• [Exercise aim]: Review the material line by line. Identify and copy every line that contains the string "weather".

[Records from a data source]
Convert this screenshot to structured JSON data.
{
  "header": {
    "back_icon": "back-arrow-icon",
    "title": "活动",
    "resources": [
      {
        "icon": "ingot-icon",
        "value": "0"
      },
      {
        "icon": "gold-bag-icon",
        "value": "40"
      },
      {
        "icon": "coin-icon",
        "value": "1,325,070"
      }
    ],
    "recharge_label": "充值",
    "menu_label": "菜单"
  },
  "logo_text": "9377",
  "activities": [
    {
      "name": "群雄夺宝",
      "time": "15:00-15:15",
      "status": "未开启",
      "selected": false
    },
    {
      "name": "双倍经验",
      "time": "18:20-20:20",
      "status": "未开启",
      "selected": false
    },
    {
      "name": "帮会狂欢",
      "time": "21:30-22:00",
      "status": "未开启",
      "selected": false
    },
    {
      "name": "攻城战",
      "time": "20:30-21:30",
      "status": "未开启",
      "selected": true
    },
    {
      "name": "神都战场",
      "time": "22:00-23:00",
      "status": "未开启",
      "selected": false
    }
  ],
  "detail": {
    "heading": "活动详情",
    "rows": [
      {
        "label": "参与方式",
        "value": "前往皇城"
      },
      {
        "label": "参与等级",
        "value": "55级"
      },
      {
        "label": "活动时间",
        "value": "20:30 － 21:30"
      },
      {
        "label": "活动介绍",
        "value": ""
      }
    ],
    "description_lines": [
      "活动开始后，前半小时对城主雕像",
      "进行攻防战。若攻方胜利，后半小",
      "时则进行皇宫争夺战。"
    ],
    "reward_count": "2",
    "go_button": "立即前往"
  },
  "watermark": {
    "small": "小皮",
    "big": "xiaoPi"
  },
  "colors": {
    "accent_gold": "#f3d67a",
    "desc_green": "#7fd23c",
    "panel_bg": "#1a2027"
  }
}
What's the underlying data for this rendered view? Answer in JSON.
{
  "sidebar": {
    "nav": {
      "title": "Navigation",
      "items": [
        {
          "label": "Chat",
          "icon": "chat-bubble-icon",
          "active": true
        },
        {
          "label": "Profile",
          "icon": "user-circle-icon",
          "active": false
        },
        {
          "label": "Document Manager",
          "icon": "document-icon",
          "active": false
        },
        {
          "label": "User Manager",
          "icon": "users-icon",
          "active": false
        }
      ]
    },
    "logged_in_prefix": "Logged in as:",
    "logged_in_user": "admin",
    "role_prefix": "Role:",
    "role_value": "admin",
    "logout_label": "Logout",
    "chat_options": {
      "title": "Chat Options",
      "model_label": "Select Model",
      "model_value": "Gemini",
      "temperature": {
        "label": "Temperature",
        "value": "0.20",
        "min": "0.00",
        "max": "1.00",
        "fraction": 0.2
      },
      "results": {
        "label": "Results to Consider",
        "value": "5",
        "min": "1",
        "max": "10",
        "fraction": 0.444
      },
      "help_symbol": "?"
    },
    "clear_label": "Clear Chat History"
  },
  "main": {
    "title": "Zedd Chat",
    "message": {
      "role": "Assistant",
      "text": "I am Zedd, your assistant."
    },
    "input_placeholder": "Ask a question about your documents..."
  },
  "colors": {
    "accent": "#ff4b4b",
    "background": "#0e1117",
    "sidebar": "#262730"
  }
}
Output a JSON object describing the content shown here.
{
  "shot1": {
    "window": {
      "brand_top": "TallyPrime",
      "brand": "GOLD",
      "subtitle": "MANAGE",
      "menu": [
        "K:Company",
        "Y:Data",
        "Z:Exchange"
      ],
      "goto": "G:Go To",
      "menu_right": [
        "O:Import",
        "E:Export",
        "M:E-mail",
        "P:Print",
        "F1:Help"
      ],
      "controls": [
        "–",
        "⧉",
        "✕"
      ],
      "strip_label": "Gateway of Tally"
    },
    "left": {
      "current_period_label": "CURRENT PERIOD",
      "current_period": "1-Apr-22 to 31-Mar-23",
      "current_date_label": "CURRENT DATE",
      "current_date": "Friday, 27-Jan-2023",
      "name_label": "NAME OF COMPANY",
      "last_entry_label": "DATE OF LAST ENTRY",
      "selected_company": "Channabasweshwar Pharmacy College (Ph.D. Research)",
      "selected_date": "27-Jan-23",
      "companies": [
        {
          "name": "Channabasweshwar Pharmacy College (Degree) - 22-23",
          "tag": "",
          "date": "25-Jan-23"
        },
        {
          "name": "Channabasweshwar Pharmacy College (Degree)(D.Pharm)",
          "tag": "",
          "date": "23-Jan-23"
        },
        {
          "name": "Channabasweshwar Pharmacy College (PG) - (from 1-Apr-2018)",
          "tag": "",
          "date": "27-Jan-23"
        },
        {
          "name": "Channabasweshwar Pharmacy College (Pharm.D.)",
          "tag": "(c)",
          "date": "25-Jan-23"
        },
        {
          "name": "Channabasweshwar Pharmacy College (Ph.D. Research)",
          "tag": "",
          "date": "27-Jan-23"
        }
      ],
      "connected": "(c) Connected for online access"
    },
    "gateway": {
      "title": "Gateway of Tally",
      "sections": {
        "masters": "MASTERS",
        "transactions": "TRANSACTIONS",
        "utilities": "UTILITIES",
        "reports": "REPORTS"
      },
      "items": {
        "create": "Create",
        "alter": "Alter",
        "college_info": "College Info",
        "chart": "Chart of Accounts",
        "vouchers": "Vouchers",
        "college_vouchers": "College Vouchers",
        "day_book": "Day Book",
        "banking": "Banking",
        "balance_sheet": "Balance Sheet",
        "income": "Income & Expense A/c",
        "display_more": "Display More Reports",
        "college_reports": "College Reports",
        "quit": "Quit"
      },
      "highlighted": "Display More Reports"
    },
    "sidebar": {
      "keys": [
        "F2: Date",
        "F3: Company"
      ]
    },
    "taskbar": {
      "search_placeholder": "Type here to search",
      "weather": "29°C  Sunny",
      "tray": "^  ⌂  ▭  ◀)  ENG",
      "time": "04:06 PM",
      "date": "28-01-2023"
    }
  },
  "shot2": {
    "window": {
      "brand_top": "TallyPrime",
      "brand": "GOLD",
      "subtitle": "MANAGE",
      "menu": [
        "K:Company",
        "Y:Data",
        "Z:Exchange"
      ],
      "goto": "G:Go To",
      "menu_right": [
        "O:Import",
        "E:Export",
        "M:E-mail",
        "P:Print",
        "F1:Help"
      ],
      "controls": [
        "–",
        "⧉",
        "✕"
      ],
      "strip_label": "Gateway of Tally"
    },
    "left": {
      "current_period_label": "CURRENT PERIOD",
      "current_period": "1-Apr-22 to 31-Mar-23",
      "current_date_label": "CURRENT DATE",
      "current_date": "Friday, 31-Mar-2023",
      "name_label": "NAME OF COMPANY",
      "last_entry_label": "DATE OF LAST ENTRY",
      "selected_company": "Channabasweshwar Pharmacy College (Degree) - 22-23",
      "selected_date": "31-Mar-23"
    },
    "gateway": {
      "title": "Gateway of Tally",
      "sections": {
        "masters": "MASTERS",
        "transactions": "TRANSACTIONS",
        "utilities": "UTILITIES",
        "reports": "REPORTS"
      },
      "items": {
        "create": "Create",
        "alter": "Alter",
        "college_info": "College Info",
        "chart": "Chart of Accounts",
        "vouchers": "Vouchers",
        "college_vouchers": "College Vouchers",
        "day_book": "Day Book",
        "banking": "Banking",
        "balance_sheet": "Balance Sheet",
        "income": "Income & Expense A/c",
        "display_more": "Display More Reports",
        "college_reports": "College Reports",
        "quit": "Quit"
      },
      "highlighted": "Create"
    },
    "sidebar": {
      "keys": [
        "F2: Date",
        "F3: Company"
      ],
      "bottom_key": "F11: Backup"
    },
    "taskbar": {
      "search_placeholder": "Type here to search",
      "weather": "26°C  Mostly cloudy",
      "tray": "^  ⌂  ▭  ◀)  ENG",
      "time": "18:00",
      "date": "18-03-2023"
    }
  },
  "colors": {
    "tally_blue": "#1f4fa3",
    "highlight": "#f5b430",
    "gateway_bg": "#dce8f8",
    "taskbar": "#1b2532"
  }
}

• [Written solution]:
      "weather": "29°C  Sunny",
      "weather": "26°C  Mostly cloudy",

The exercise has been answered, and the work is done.